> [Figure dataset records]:
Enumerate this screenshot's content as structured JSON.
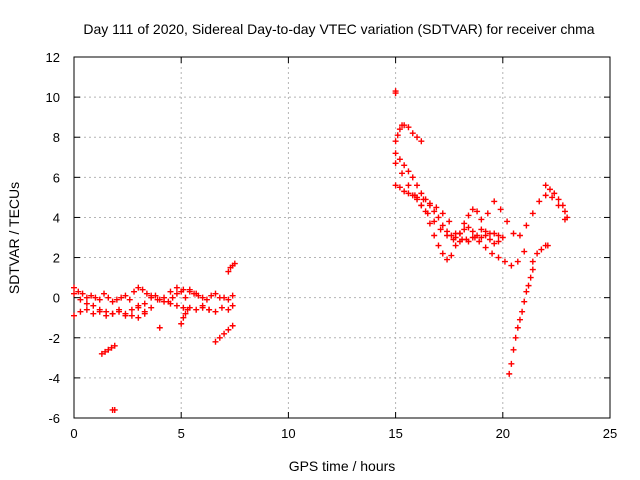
{
  "chart_data": {
    "type": "scatter",
    "title": "Day 111 of 2020, Sidereal Day-to-day VTEC variation (SDTVAR) for receiver chma",
    "xlabel": "GPS time / hours",
    "ylabel": "SDTVAR / TECUs",
    "xlim": [
      0,
      25
    ],
    "ylim": [
      -6,
      12
    ],
    "xticks": [
      0,
      5,
      10,
      15,
      20,
      25
    ],
    "yticks": [
      -6,
      -4,
      -2,
      0,
      2,
      4,
      6,
      8,
      10,
      12
    ],
    "grid": true,
    "marker": "+",
    "marker_color": "#ff0000",
    "series": [
      {
        "name": "SDTVAR",
        "x": [
          0.0,
          0.2,
          0.4,
          0.6,
          0.8,
          1.0,
          1.2,
          1.4,
          1.6,
          1.8,
          2.0,
          2.2,
          2.4,
          2.6,
          2.8,
          3.0,
          3.2,
          3.4,
          3.6,
          3.8,
          4.0,
          4.2,
          4.4,
          4.6,
          4.8,
          5.0,
          5.2,
          5.4,
          5.6,
          5.8,
          6.0,
          6.2,
          6.4,
          6.6,
          6.8,
          7.0,
          7.2,
          7.4,
          0.0,
          0.3,
          0.6,
          0.9,
          1.2,
          1.5,
          1.8,
          2.1,
          2.4,
          2.7,
          3.0,
          3.3,
          0.0,
          0.3,
          0.6,
          0.9,
          1.2,
          1.5,
          1.8,
          2.1,
          2.4,
          2.7,
          3.0,
          3.3,
          3.6,
          4.5,
          4.8,
          5.1,
          5.4,
          5.7,
          6.0,
          6.3,
          6.6,
          6.9,
          7.2,
          7.4,
          3.0,
          3.3,
          3.6,
          3.9,
          4.2,
          4.5,
          4.8,
          5.1,
          5.4,
          5.7,
          6.0,
          6.3,
          1.3,
          1.45,
          1.6,
          1.75,
          1.9,
          1.8,
          1.9,
          4.0,
          5.0,
          5.1,
          5.2,
          5.3,
          6.6,
          6.8,
          7.0,
          7.2,
          7.4,
          7.2,
          7.3,
          7.4,
          7.5,
          15.0,
          15.0,
          15.0,
          15.1,
          15.2,
          15.3,
          15.4,
          15.6,
          15.8,
          16.0,
          16.2,
          15.0,
          15.2,
          15.4,
          15.6,
          15.8,
          16.0,
          16.2,
          16.4,
          16.6,
          16.8,
          17.0,
          17.2,
          17.4,
          17.6,
          17.8,
          18.0,
          18.2,
          18.4,
          18.6,
          18.8,
          19.0,
          19.2,
          19.4,
          19.6,
          19.8,
          20.0,
          15.0,
          15.3,
          15.6,
          15.9,
          16.2,
          16.5,
          16.8,
          17.1,
          17.4,
          17.7,
          18.0,
          18.3,
          18.6,
          18.9,
          19.2,
          19.5,
          19.8,
          20.1,
          20.4,
          20.7,
          21.0,
          15.0,
          15.2,
          15.4,
          15.6,
          15.8,
          16.0,
          16.2,
          16.4,
          16.6,
          16.8,
          17.0,
          17.2,
          17.4,
          17.6,
          17.8,
          18.0,
          18.2,
          18.4,
          18.6,
          18.8,
          19.0,
          19.2,
          19.4,
          19.6,
          19.8,
          16.0,
          16.3,
          16.6,
          16.9,
          17.2,
          17.5,
          17.8,
          18.1,
          18.4,
          18.7,
          19.0,
          19.3,
          19.6,
          19.9,
          20.2,
          20.5,
          20.8,
          21.1,
          21.4,
          21.7,
          22.0,
          22.3,
          22.6,
          22.9,
          20.3,
          20.4,
          20.5,
          20.6,
          20.7,
          20.8,
          20.9,
          21.0,
          21.1,
          21.2,
          21.3,
          21.4,
          21.4,
          21.6,
          21.8,
          22.0,
          22.1,
          22.0,
          22.2,
          22.4,
          22.6,
          22.8,
          22.9,
          23.0
        ],
        "y": [
          0.5,
          0.3,
          0.2,
          0.0,
          0.1,
          0.0,
          -0.1,
          0.2,
          0.0,
          -0.2,
          -0.1,
          0.0,
          0.1,
          -0.1,
          0.3,
          0.5,
          0.4,
          0.2,
          0.0,
          0.1,
          -0.1,
          0.0,
          -0.2,
          0.0,
          0.2,
          0.3,
          0.0,
          0.4,
          0.2,
          0.1,
          0.0,
          -0.1,
          0.1,
          0.2,
          0.0,
          0.0,
          -0.1,
          0.1,
          -0.9,
          -0.7,
          -0.6,
          -0.8,
          -0.7,
          -0.9,
          -0.8,
          -0.7,
          -0.9,
          -0.6,
          -0.4,
          -0.8,
          0.2,
          -0.1,
          -0.3,
          -0.4,
          -0.6,
          -0.7,
          -0.8,
          -0.6,
          -0.8,
          -0.9,
          -1.0,
          -0.7,
          -0.5,
          -0.3,
          -0.4,
          -0.5,
          -0.5,
          -0.6,
          -0.5,
          -0.6,
          -0.7,
          -0.5,
          -0.6,
          -0.4,
          -0.5,
          -0.3,
          0.1,
          -0.1,
          -0.2,
          0.3,
          0.5,
          0.4,
          0.3,
          0.2,
          -0.4,
          -0.6,
          -2.8,
          -2.7,
          -2.6,
          -2.5,
          -2.4,
          -5.6,
          -5.6,
          -1.5,
          -1.3,
          -1.0,
          -0.8,
          -0.6,
          -2.2,
          -2.0,
          -1.8,
          -1.6,
          -1.4,
          1.3,
          1.5,
          1.6,
          1.7,
          10.3,
          10.2,
          7.8,
          8.1,
          8.4,
          8.6,
          8.6,
          8.5,
          8.2,
          8.0,
          7.8,
          7.2,
          6.9,
          6.6,
          6.3,
          6.0,
          5.6,
          5.2,
          4.9,
          4.6,
          4.3,
          4.0,
          3.6,
          3.3,
          3.1,
          3.0,
          3.2,
          3.4,
          3.5,
          3.3,
          3.1,
          3.0,
          3.1,
          3.2,
          3.2,
          3.1,
          3.0,
          6.7,
          6.2,
          5.6,
          5.1,
          4.6,
          4.2,
          3.8,
          3.4,
          3.1,
          2.9,
          2.8,
          2.9,
          3.0,
          2.8,
          2.5,
          2.2,
          2.0,
          1.8,
          1.6,
          1.8,
          2.3,
          5.6,
          5.5,
          5.3,
          5.2,
          5.1,
          4.9,
          4.6,
          4.3,
          3.7,
          3.1,
          2.6,
          2.2,
          1.9,
          2.1,
          2.6,
          3.2,
          3.7,
          4.1,
          4.4,
          4.3,
          3.9,
          3.3,
          2.9,
          2.7,
          2.8,
          5.0,
          4.9,
          4.7,
          4.5,
          4.2,
          3.8,
          3.2,
          2.9,
          2.8,
          3.0,
          3.4,
          4.2,
          4.8,
          4.4,
          3.8,
          3.2,
          3.1,
          3.6,
          4.2,
          4.8,
          5.1,
          5.0,
          4.6,
          3.9,
          -3.8,
          -3.3,
          -2.6,
          -2.0,
          -1.5,
          -1.1,
          -0.7,
          -0.2,
          0.3,
          0.6,
          1.0,
          1.4,
          1.8,
          2.2,
          2.4,
          2.6,
          2.6,
          5.6,
          5.4,
          5.2,
          4.9,
          4.6,
          4.3,
          4.0
        ]
      }
    ]
  }
}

> [Written request]:
List all lines holding the string "SDTVAR".

> [Exercise response]:
    "title": "Day 111 of 2020, Sidereal Day-to-day VTEC variation (SDTVAR) for receiver chma",
    "ylabel": "SDTVAR / TECUs",
        "name": "SDTVAR",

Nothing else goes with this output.